Write out all records as given; omit images.
##### Record list #####
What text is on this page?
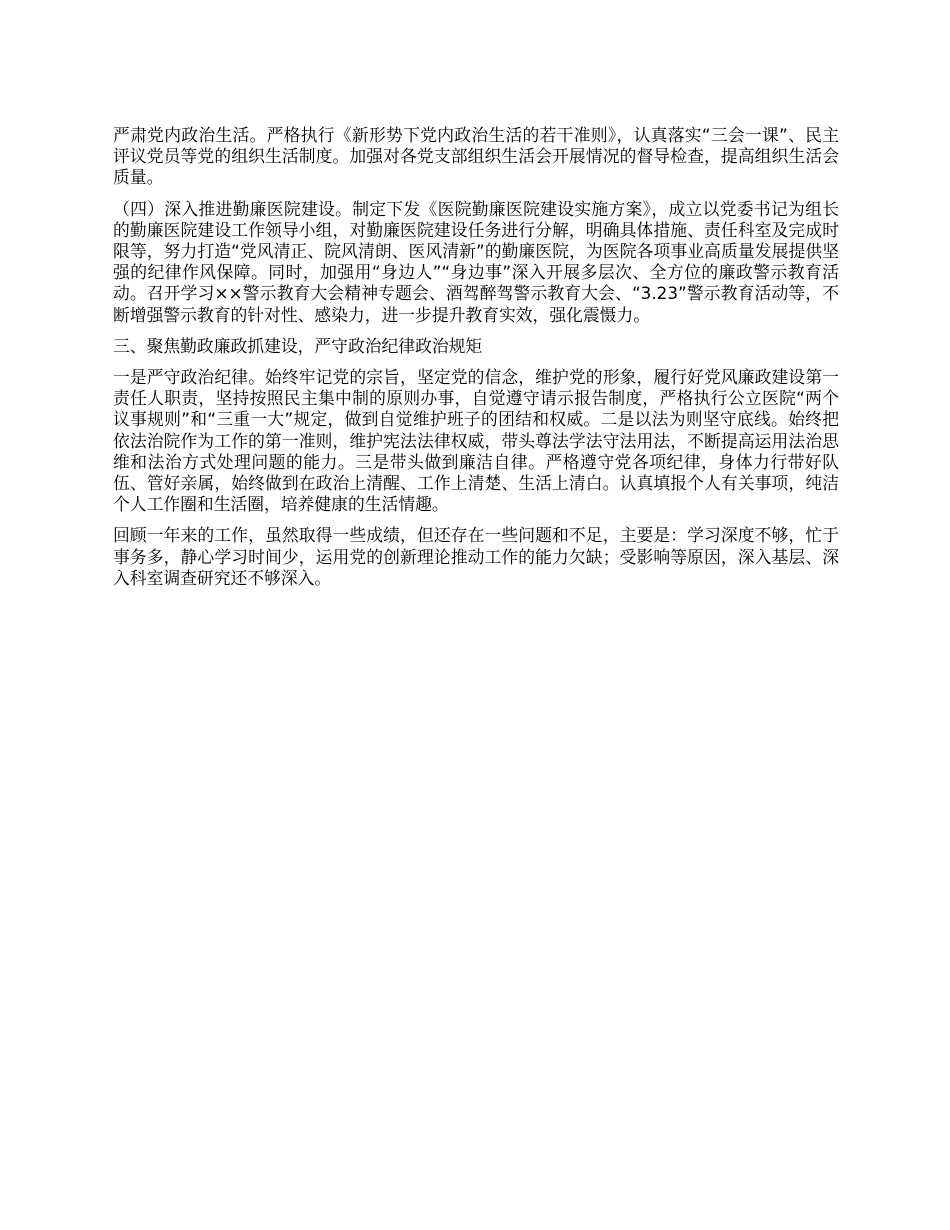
严肃党内政治生活。严格执行《新形势下党内政治生活的若干准则》，认真落实“三会一课”、民主评议党员等党的组织生活制度。加强对各党支部组织生活会开展情况的督导检查，提高组织生活会质量。

（四）深入推进勤廉医院建设。制定下发《医院勤廉医院建设实施方案》，成立以党委书记为组长的勤廉医院建设工作领导小组，对勤廉医院建设任务进行分解，明确具体措施、责任科室及完成时限等，努力打造“党风清正、院风清朗、医风清新”的勤廉医院，为医院各项事业高质量发展提供坚强的纪律作风保障。同时，加强用“身边人”“身边事”深入开展多层次、全方位的廉政警示教育活动。召开学习××警示教育大会精神专题会、酒驾醉驾警示教育大会、“3.23”警示教育活动等，不断增强警示教育的针对性、感染力，进一步提升教育实效，强化震慑力。

三、聚焦勤政廉政抓建设，严守政治纪律政治规矩

一是严守政治纪律。始终牢记党的宗旨，坚定党的信念，维护党的形象，履行好党风廉政建设第一责任人职责，坚持按照民主集中制的原则办事，自觉遵守请示报告制度，严格执行公立医院“两个议事规则”和“三重一大”规定，做到自觉维护班子的团结和权威。二是以法为则坚守底线。始终把依法治院作为工作的第一准则，维护宪法法律权威，带头尊法学法守法用法，不断提高运用法治思维和法治方式处理问题的能力。三是带头做到廉洁自律。严格遵守党各项纪律，身体力行带好队伍、管好亲属，始终做到在政治上清醒、工作上清楚、生活上清白。认真填报个人有关事项，纯洁个人工作圈和生活圈，培养健康的生活情趣。

回顾一年来的工作，虽然取得一些成绩，但还存在一些问题和不足，主要是：学习深度不够，忙于事务多，静心学习时间少，运用党的创新理论推动工作的能力欠缺；受影响等原因，深入基层、深入科室调查研究还不够深入。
#####
Final answer |
What text is on this page?
严肃党内政治生活。严格执行《新形势下党内政治生活的若干准则》，认真落实“三会一课”、民主评议党员等党的组织生活制度。加强对各党支部组织生活会开展情况的督导检查，提高组织生活会质量。

（四）深入推进勤廉医院建设。制定下发《医院勤廉医院建设实施方案》，成立以党委书记为组长的勤廉医院建设工作领导小组，对勤廉医院建设任务进行分解，明确具体措施、责任科室及完成时限等，努力打造“党风清正、院风清朗、医风清新”的勤廉医院，为医院各项事业高质量发展提供坚强的纪律作风保障。同时，加强用“身边人”“身边事”深入开展多层次、全方位的廉政警示教育活动。召开学习××警示教育大会精神专题会、酒驾醉驾警示教育大会、“3.23”警示教育活动等，不断增强警示教育的针对性、感染力，进一步提升教育实效，强化震慑力。

三、聚焦勤政廉政抓建设，严守政治纪律政治规矩

一是严守政治纪律。始终牢记党的宗旨，坚定党的信念，维护党的形象，履行好党风廉政建设第一责任人职责，坚持按照民主集中制的原则办事，自觉遵守请示报告制度，严格执行公立医院“两个议事规则”和“三重一大”规定，做到自觉维护班子的团结和权威。二是以法为则坚守底线。始终把依法治院作为工作的第一准则，维护宪法法律权威，带头尊法学法守法用法，不断提高运用法治思维和法治方式处理问题的能力。三是带头做到廉洁自律。严格遵守党各项纪律，身体力行带好队伍、管好亲属，始终做到在政治上清醒、工作上清楚、生活上清白。认真填报个人有关事项，纯洁个人工作圈和生活圈，培养健康的生活情趣。

回顾一年来的工作，虽然取得一些成绩，但还存在一些问题和不足，主要是：学习深度不够，忙于事务多，静心学习时间少，运用党的创新理论推动工作的能力欠缺；受影响等原因，深入基层、深入科室调查研究还不够深入。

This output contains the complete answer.